WORK REQUIRED: Return every record below exactly as written, but leave out the pictures.
++++++++
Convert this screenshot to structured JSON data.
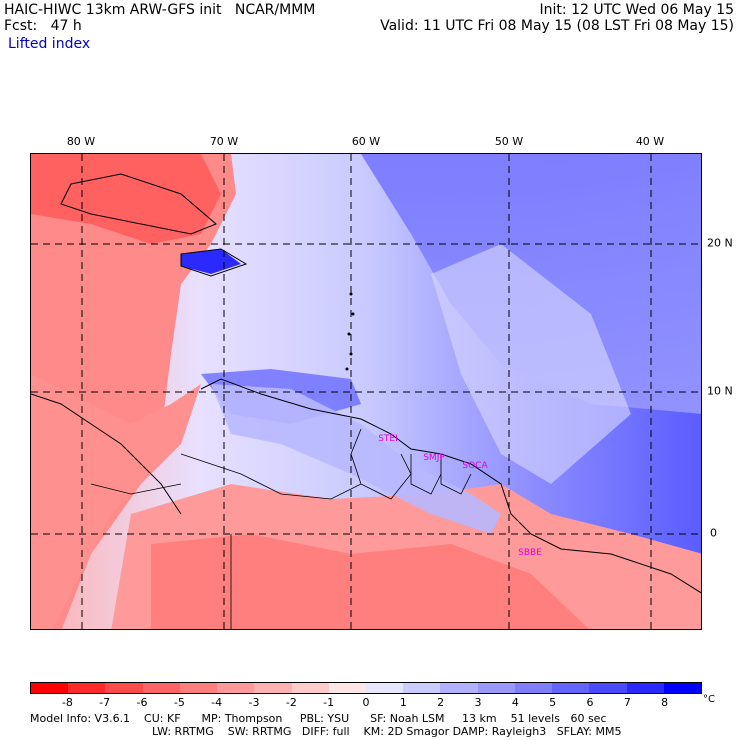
{
  "header": {
    "model_line": "HAIC-HIWC 13km ARW-GFS init   NCAR/MMM",
    "forecast_line": "Fcst:   47 h",
    "field_name": "Lifted index",
    "init_line": "Init: 12 UTC Wed 06 May 15",
    "valid_line": "Valid: 11 UTC Fri 08 May 15 (08 LST Fri 08 May 15)"
  },
  "axes": {
    "lon_labels": [
      "80 W",
      "70 W",
      "60 W",
      "50 W",
      "40 W"
    ],
    "lat_labels": [
      "20 N",
      "10 N",
      "0"
    ]
  },
  "stations": [
    "STEI",
    "SMJP",
    "SOCA",
    "SBBE"
  ],
  "colorbar": {
    "labels": [
      "-8",
      "-7",
      "-6",
      "-5",
      "-4",
      "-3",
      "-2",
      "-1",
      "0",
      "1",
      "2",
      "3",
      "4",
      "5",
      "6",
      "7",
      "8"
    ],
    "unit": "°C",
    "colors": [
      "#ff0000",
      "#ff2a2a",
      "#ff4a4a",
      "#ff6464",
      "#ff7e7e",
      "#ff9898",
      "#ffb2b2",
      "#ffcccc",
      "#ffe6e6",
      "#e6e6ff",
      "#ccccff",
      "#b2b2ff",
      "#9898ff",
      "#7e7eff",
      "#6464ff",
      "#4a4aff",
      "#2a2aff",
      "#0000ff"
    ]
  },
  "footer": {
    "line1": "Model Info: V3.6.1    CU: KF      MP: Thompson     PBL: YSU      SF: Noah LSM     13 km    51 levels   60 sec",
    "line2": "LW: RRTMG    SW: RRTMG   DIFF: full    KM: 2D Smagor DAMP: Rayleigh3   SFLAY: MM5"
  }
}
++++++++
FULL OUTPUT:
Convert this screenshot to structured JSON data.
{
  "header": {
    "model_line": "HAIC-HIWC 13km ARW-GFS init   NCAR/MMM",
    "forecast_line": "Fcst:   47 h",
    "field_name": "Lifted index",
    "init_line": "Init: 12 UTC Wed 06 May 15",
    "valid_line": "Valid: 11 UTC Fri 08 May 15 (08 LST Fri 08 May 15)"
  },
  "axes": {
    "lon_labels": [
      "80 W",
      "70 W",
      "60 W",
      "50 W",
      "40 W"
    ],
    "lat_labels": [
      "20 N",
      "10 N",
      "0"
    ]
  },
  "stations": [
    "STEI",
    "SMJP",
    "SOCA",
    "SBBE"
  ],
  "colorbar": {
    "labels": [
      "-8",
      "-7",
      "-6",
      "-5",
      "-4",
      "-3",
      "-2",
      "-1",
      "0",
      "1",
      "2",
      "3",
      "4",
      "5",
      "6",
      "7",
      "8"
    ],
    "unit": "°C",
    "colors": [
      "#ff0000",
      "#ff2a2a",
      "#ff4a4a",
      "#ff6464",
      "#ff7e7e",
      "#ff9898",
      "#ffb2b2",
      "#ffcccc",
      "#ffe6e6",
      "#e6e6ff",
      "#ccccff",
      "#b2b2ff",
      "#9898ff",
      "#7e7eff",
      "#6464ff",
      "#4a4aff",
      "#2a2aff",
      "#0000ff"
    ]
  },
  "footer": {
    "line1": "Model Info: V3.6.1    CU: KF      MP: Thompson     PBL: YSU      SF: Noah LSM     13 km    51 levels   60 sec",
    "line2": "LW: RRTMG    SW: RRTMG   DIFF: full    KM: 2D Smagor DAMP: Rayleigh3   SFLAY: MM5"
  }
}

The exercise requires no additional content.